— Begin DOCUMENT SECTION —

I found this link-up on The Cardigan Way while browsing through the submissions for this month’s What I’m Into link-up over at HopefulLeigh (which I participated in over on my other blog).   Anyway, I love the idea, so I thought I’d share a few books that made a deep impression on me.

The Last Battle by C.S. Lewis

I still consider Lewis’ depiction of Aslan’s country the most compelling picture of heaven I have ever read.  I had seen heaven as a place that, while certainly preferable to hell, would lack many of the things I loved in the world (I remember being particularly bummed when I was little at the thought that there might not be ice cream in heaven).  Lewis’ picture freed me to see the things I loved on earth not as things I would lose when I went to heaven, but as foretastes of heaven’s awesomeness.

Ella Enchanted and The Two Princesses of Bamarre by Gail Carson Levine

Mostly, Gail Carson Levine just writes kick-ass female heroines.  They’re real, and flawed, and courageous, and resourceful, and I can’t wait to introduce any daughters I might have to them.  I have to say, though, that the film adaptation of Ella Enchanted with Anne Hathaway was an absolute travesty.

 I Kissed Dating Goodbye and Boy Meets Girl by Joshua Harris (also Authentic Beauty and When God Writes Your Love Story by the Eric and Leslie Ludy)

I have mixed feelings recommending these after reading about some of the fallout, and I would certainly add some serious caveats if I recommended them to someone today, but I’m kind of a poster child for these books.  I married my first boyfriend a year and a day after we started dating (we’d been friends for a few years beforehand), and I don’t regret it at all.  I realize that for many of my contemporaries these books were anything but empowering, and I can see that to some degree—I certainly felt more than my fair share of guilt for having even a crush on a guy.  However, as a single teenager and young adult I did glean several positive messages from these books: I learned that I could make the most of my singleness, that I was not less of a person for not being in a relationship, that I had the right to set physical boundaries in a relationship and have those boundaries respected, and that I was absolutely entitled to have high expectations of any man I might enter a relationship with—not necessarily in terms of wealth, looks, and popularity, but in terms of character.

— End DOCUMENT SECTION —
— Begin SUPPLIED DATA —

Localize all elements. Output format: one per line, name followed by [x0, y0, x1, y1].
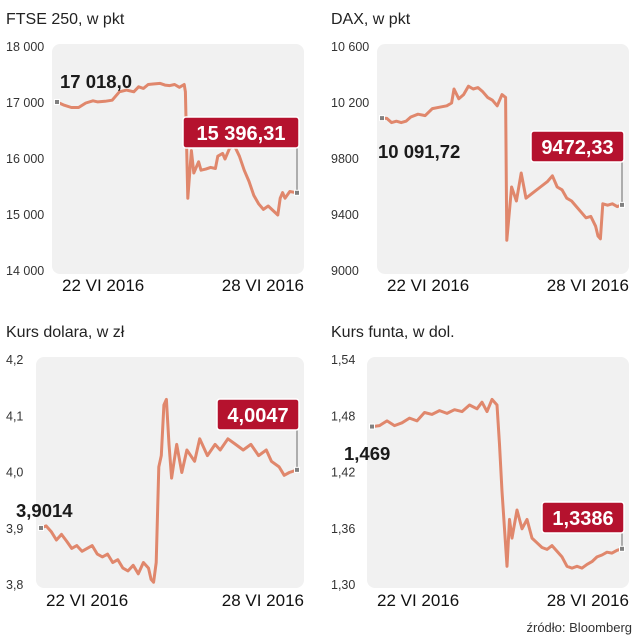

— End SUPPLIED DATA —

LIST OF TASKS:
- 1) In the post about influential books, how long after they started dating did the writer marry their first boyfriend?
- 2) Please pick up the post about influential books after its last sentence and carry it on.

ANSWERS PER TASK:
- 1) A year and a day.

- 2)
Redeeming Love by Francine Rivers

I first read this mid-high school, and it drove home for me that no one is beyond redemption and that not all sex workers are in their profession by choice.  I even thought for awhile after reading this book that I might be called to run a halfway house for former sex workers.  Then I started university and realized that I much preferred history and Latin to sociology.  Oh well.  I did lead a Bible study on Hosea in my dorm room first year because of this book, so there was that.

Why Not Women by Loren Cunningham and David J. Hamilton

I read this book midway through my first year at a co-workers recommendation, and I can’t even describe my reaction without resorting to clichés.  It was like water to my parched soul, or something.  I had always felt instinctively that women were fully equal to men, but hadn’t known how to reconcile that belief with my belief in the Bible as the inspired word of God.  Why Not Women showed me that such a reconciliation was possible.

What’s So Amazing about Grace by Philip Yancey

I distinctly remember sitting in Dairy Queen and reading chapter 13 (Grace-Healed Eyes) for the first time with tears just streaming down my face.  I was vaguely familiar with Mel White’s name, knew he claimed to be both gay and Christian, and was pretty sure that was just not a thing. Hearing Yancey talk about his friendship with Mel both before and after his coming out humanized the man behind Soulforce for me. I read heartbreaking quotes from men and women Yancey interviewed, and they punched me in the gut.  It was the first time I realized that something was deeply wrong with the way the church was currently interacting with the LGBT community—I mean, one interviewee told Yancey it was easier for him to find sex on the streets than a hug in church.  To borrow Yancey’s own words, What’s So Amazing About Grace “strongly challenged my notion of how grace should affect my attitude towards “different people,” even when those differences are serious and perhaps unresolvable.”

Church Mother: The Writings of a Protestant Reformer Sixteenth-Century Germany by Katharina Schutz Zell (edited and translated by Elsie McKee)

I came across Schutz Zell in a third-year course on the history of the Protestant Reformation, and became fascinated with her insistence on creating a ministry for herself, regardless of whether she met with the approval of male church leaders.  Katharina is on the short list of names for my hypothetical future daughter.

Slaves, Women, and Homosexuals by William J. Webb

If I had to pick one book that changed the way I read the Bible, it would be this one.  Webb’s redemptice movement hermeneutic gave me a consistent framework for reconciling passages of Scripture that seem horribly unjust with my belief in a just God.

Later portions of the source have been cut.